--- begin Material for this exercise ---
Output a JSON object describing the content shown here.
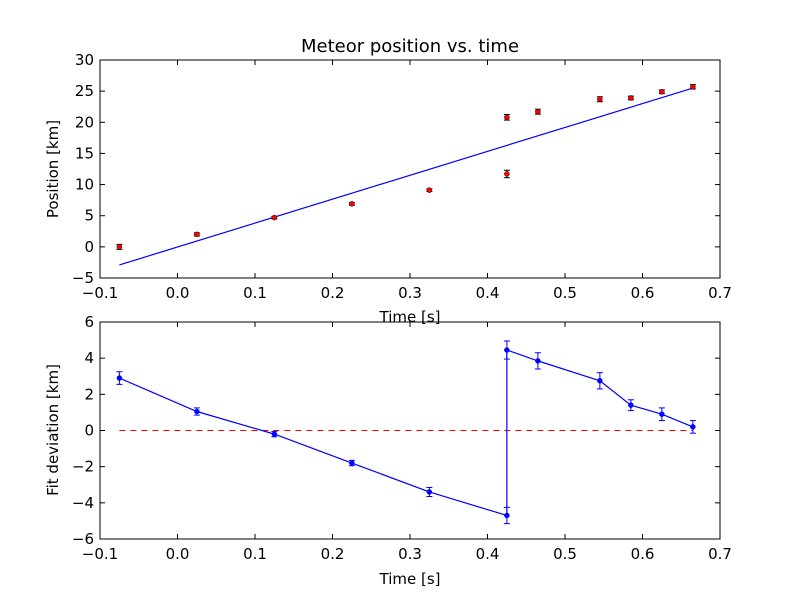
{
  "chart_data": [
    {
      "type": "scatter",
      "title": "Meteor position vs. time",
      "xlabel": "Time [s]",
      "ylabel": "Position [km]",
      "xlim": [
        -0.1,
        0.7
      ],
      "ylim": [
        -5,
        30
      ],
      "xticks": [
        -0.1,
        0.0,
        0.1,
        0.2,
        0.3,
        0.4,
        0.5,
        0.6,
        0.7
      ],
      "xtick_labels": [
        "−0.1",
        "0.0",
        "0.1",
        "0.2",
        "0.3",
        "0.4",
        "0.5",
        "0.6",
        "0.7"
      ],
      "yticks": [
        -5,
        0,
        5,
        10,
        15,
        20,
        25,
        30
      ],
      "ytick_labels": [
        "−5",
        "0",
        "5",
        "10",
        "15",
        "20",
        "25",
        "30"
      ],
      "grid": false,
      "points": {
        "color": "#ff0000",
        "x": [
          -0.075,
          0.025,
          0.125,
          0.225,
          0.325,
          0.425,
          0.425,
          0.465,
          0.545,
          0.585,
          0.625,
          0.665
        ],
        "y": [
          0.0,
          2.0,
          4.7,
          6.9,
          9.1,
          11.7,
          20.8,
          21.7,
          23.7,
          23.9,
          24.9,
          25.7
        ],
        "yerr": [
          0.4,
          0.25,
          0.2,
          0.2,
          0.2,
          0.6,
          0.45,
          0.4,
          0.4,
          0.3,
          0.3,
          0.35
        ]
      },
      "fit_line": {
        "color": "#0000ff",
        "x": [
          -0.075,
          0.665
        ],
        "y": [
          -2.9,
          25.5
        ]
      }
    },
    {
      "type": "line",
      "title": "",
      "xlabel": "Time [s]",
      "ylabel": "Fit deviation [km]",
      "xlim": [
        -0.1,
        0.7
      ],
      "ylim": [
        -6,
        6
      ],
      "xticks": [
        -0.1,
        0.0,
        0.1,
        0.2,
        0.3,
        0.4,
        0.5,
        0.6,
        0.7
      ],
      "xtick_labels": [
        "−0.1",
        "0.0",
        "0.1",
        "0.2",
        "0.3",
        "0.4",
        "0.5",
        "0.6",
        "0.7"
      ],
      "yticks": [
        -6,
        -4,
        -2,
        0,
        2,
        4,
        6
      ],
      "ytick_labels": [
        "−6",
        "−4",
        "−2",
        "0",
        "2",
        "4",
        "6"
      ],
      "grid": false,
      "series": [
        {
          "color": "#0000ff",
          "x": [
            -0.075,
            0.025,
            0.125,
            0.225,
            0.325,
            0.425,
            0.425,
            0.465,
            0.545,
            0.585,
            0.625,
            0.665
          ],
          "y": [
            2.9,
            1.05,
            -0.2,
            -1.8,
            -3.4,
            -4.7,
            4.45,
            3.85,
            2.75,
            1.4,
            0.9,
            0.2
          ],
          "yerr": [
            0.35,
            0.2,
            0.15,
            0.15,
            0.25,
            0.45,
            0.5,
            0.45,
            0.45,
            0.3,
            0.35,
            0.35
          ]
        }
      ],
      "reference_line": {
        "y": 0,
        "color": "#ff0000",
        "style": "dashed"
      }
    }
  ]
}
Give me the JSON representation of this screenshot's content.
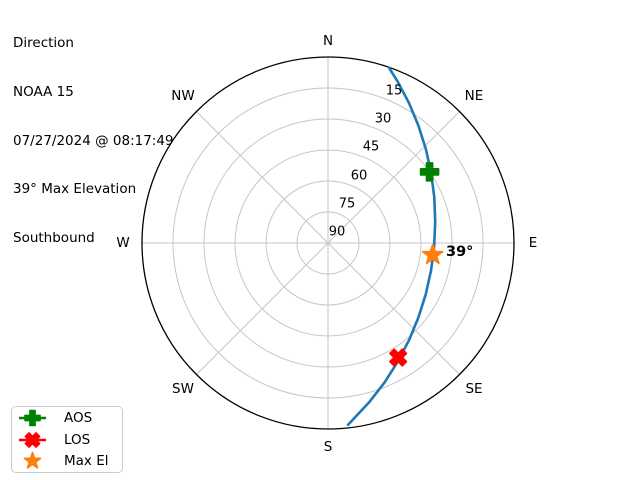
{
  "header": {
    "lines": [
      "Direction",
      "NOAA 15",
      "07/27/2024 @ 08:17:49",
      "39° Max Elevation",
      "Southbound"
    ]
  },
  "chart_data": {
    "type": "line",
    "projection": "polar-azimuth-elevation",
    "title": "Direction",
    "compass_labels": [
      "N",
      "NE",
      "E",
      "SE",
      "S",
      "SW",
      "W",
      "NW"
    ],
    "elevation_rings_deg": [
      15,
      30,
      45,
      60,
      75,
      90
    ],
    "ring_tick_labels": [
      "15",
      "30",
      "45",
      "60",
      "75",
      "90"
    ],
    "grid_on": true,
    "grid_color": "#c6c6c6",
    "horizon_color": "#000000",
    "track_color": "#1f77b4",
    "max_el_annotation": "39°",
    "track": {
      "name": "NOAA 15 pass",
      "azimuth_deg": [
        19.2,
        23.3,
        30.1,
        37.6,
        46.2,
        55.8,
        66.7,
        78.7,
        91.6,
        104.8,
        117.6,
        129.5,
        140.2,
        149.6,
        157.9,
        165.3,
        173.7
      ],
      "elevation_deg": [
        0.2,
        4.9,
        11.8,
        18.3,
        24.4,
        29.7,
        34.0,
        37.1,
        38.6,
        38.4,
        36.6,
        33.3,
        28.8,
        23.4,
        17.2,
        10.6,
        1.5
      ]
    },
    "markers": [
      {
        "name": "AOS",
        "marker": "plus",
        "color": "#008000",
        "azimuth_deg": 55.0,
        "elevation_deg": 30.0
      },
      {
        "name": "LOS",
        "marker": "x",
        "color": "#ff0000",
        "azimuth_deg": 148.5,
        "elevation_deg": 25.0
      },
      {
        "name": "Max El",
        "marker": "star",
        "color": "#ff7f0e",
        "azimuth_deg": 96.5,
        "elevation_deg": 39.0
      }
    ]
  },
  "legend": {
    "items": [
      {
        "label": "AOS",
        "marker": "plus",
        "color": "#008000",
        "has_line": true
      },
      {
        "label": "LOS",
        "marker": "x",
        "color": "#ff0000",
        "has_line": true
      },
      {
        "label": "Max El",
        "marker": "star",
        "color": "#ff7f0e",
        "has_line": false
      }
    ]
  }
}
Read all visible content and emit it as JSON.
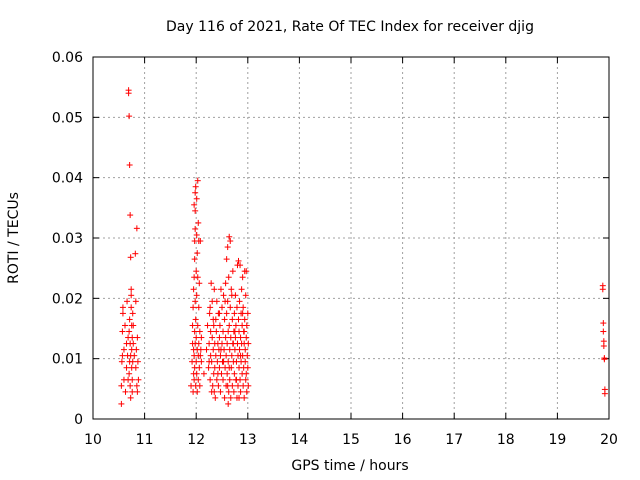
--- end Material for this exercise ---
**Prompt:**
Write out every line above exactly as it is, leaving out the pictures.

**Full output:**
Output a JSON object describing the content shown here.
{
  "chart_data": [
    {
      "type": "scatter",
      "title": "Meteor position vs. time",
      "xlabel": "Time [s]",
      "ylabel": "Position [km]",
      "xlim": [
        -0.1,
        0.7
      ],
      "ylim": [
        -5,
        30
      ],
      "xticks": [
        -0.1,
        0.0,
        0.1,
        0.2,
        0.3,
        0.4,
        0.5,
        0.6,
        0.7
      ],
      "xtick_labels": [
        "−0.1",
        "0.0",
        "0.1",
        "0.2",
        "0.3",
        "0.4",
        "0.5",
        "0.6",
        "0.7"
      ],
      "yticks": [
        -5,
        0,
        5,
        10,
        15,
        20,
        25,
        30
      ],
      "ytick_labels": [
        "−5",
        "0",
        "5",
        "10",
        "15",
        "20",
        "25",
        "30"
      ],
      "grid": false,
      "points": {
        "color": "#ff0000",
        "x": [
          -0.075,
          0.025,
          0.125,
          0.225,
          0.325,
          0.425,
          0.425,
          0.465,
          0.545,
          0.585,
          0.625,
          0.665
        ],
        "y": [
          0.0,
          2.0,
          4.7,
          6.9,
          9.1,
          11.7,
          20.8,
          21.7,
          23.7,
          23.9,
          24.9,
          25.7
        ],
        "yerr": [
          0.4,
          0.25,
          0.2,
          0.2,
          0.2,
          0.6,
          0.45,
          0.4,
          0.4,
          0.3,
          0.3,
          0.35
        ]
      },
      "fit_line": {
        "color": "#0000ff",
        "x": [
          -0.075,
          0.665
        ],
        "y": [
          -2.9,
          25.5
        ]
      }
    },
    {
      "type": "line",
      "title": "",
      "xlabel": "Time [s]",
      "ylabel": "Fit deviation [km]",
      "xlim": [
        -0.1,
        0.7
      ],
      "ylim": [
        -6,
        6
      ],
      "xticks": [
        -0.1,
        0.0,
        0.1,
        0.2,
        0.3,
        0.4,
        0.5,
        0.6,
        0.7
      ],
      "xtick_labels": [
        "−0.1",
        "0.0",
        "0.1",
        "0.2",
        "0.3",
        "0.4",
        "0.5",
        "0.6",
        "0.7"
      ],
      "yticks": [
        -6,
        -4,
        -2,
        0,
        2,
        4,
        6
      ],
      "ytick_labels": [
        "−6",
        "−4",
        "−2",
        "0",
        "2",
        "4",
        "6"
      ],
      "grid": false,
      "series": [
        {
          "color": "#0000ff",
          "x": [
            -0.075,
            0.025,
            0.125,
            0.225,
            0.325,
            0.425,
            0.425,
            0.465,
            0.545,
            0.585,
            0.625,
            0.665
          ],
          "y": [
            2.9,
            1.05,
            -0.2,
            -1.8,
            -3.4,
            -4.7,
            4.45,
            3.85,
            2.75,
            1.4,
            0.9,
            0.2
          ],
          "yerr": [
            0.35,
            0.2,
            0.15,
            0.15,
            0.25,
            0.45,
            0.5,
            0.45,
            0.45,
            0.3,
            0.35,
            0.35
          ]
        }
      ],
      "reference_line": {
        "y": 0,
        "color": "#ff0000",
        "style": "dashed"
      }
    }
  ]
}
Give me the JSON representation of this screenshot's content.
{
  "header": {
    "lines": [
      "Direction",
      "NOAA 15",
      "07/27/2024 @ 08:17:49",
      "39° Max Elevation",
      "Southbound"
    ]
  },
  "chart_data": {
    "type": "line",
    "projection": "polar-azimuth-elevation",
    "title": "Direction",
    "compass_labels": [
      "N",
      "NE",
      "E",
      "SE",
      "S",
      "SW",
      "W",
      "NW"
    ],
    "elevation_rings_deg": [
      15,
      30,
      45,
      60,
      75,
      90
    ],
    "ring_tick_labels": [
      "15",
      "30",
      "45",
      "60",
      "75",
      "90"
    ],
    "grid_on": true,
    "grid_color": "#c6c6c6",
    "horizon_color": "#000000",
    "track_color": "#1f77b4",
    "max_el_annotation": "39°",
    "track": {
      "name": "NOAA 15 pass",
      "azimuth_deg": [
        19.2,
        23.3,
        30.1,
        37.6,
        46.2,
        55.8,
        66.7,
        78.7,
        91.6,
        104.8,
        117.6,
        129.5,
        140.2,
        149.6,
        157.9,
        165.3,
        173.7
      ],
      "elevation_deg": [
        0.2,
        4.9,
        11.8,
        18.3,
        24.4,
        29.7,
        34.0,
        37.1,
        38.6,
        38.4,
        36.6,
        33.3,
        28.8,
        23.4,
        17.2,
        10.6,
        1.5
      ]
    },
    "markers": [
      {
        "name": "AOS",
        "marker": "plus",
        "color": "#008000",
        "azimuth_deg": 55.0,
        "elevation_deg": 30.0
      },
      {
        "name": "LOS",
        "marker": "x",
        "color": "#ff0000",
        "azimuth_deg": 148.5,
        "elevation_deg": 25.0
      },
      {
        "name": "Max El",
        "marker": "star",
        "color": "#ff7f0e",
        "azimuth_deg": 96.5,
        "elevation_deg": 39.0
      }
    ]
  },
  "legend": {
    "items": [
      {
        "label": "AOS",
        "marker": "plus",
        "color": "#008000",
        "has_line": true
      },
      {
        "label": "LOS",
        "marker": "x",
        "color": "#ff0000",
        "has_line": true
      },
      {
        "label": "Max El",
        "marker": "star",
        "color": "#ff7f0e",
        "has_line": false
      }
    ]
  }
}
Read all visible content and emit it as JSON.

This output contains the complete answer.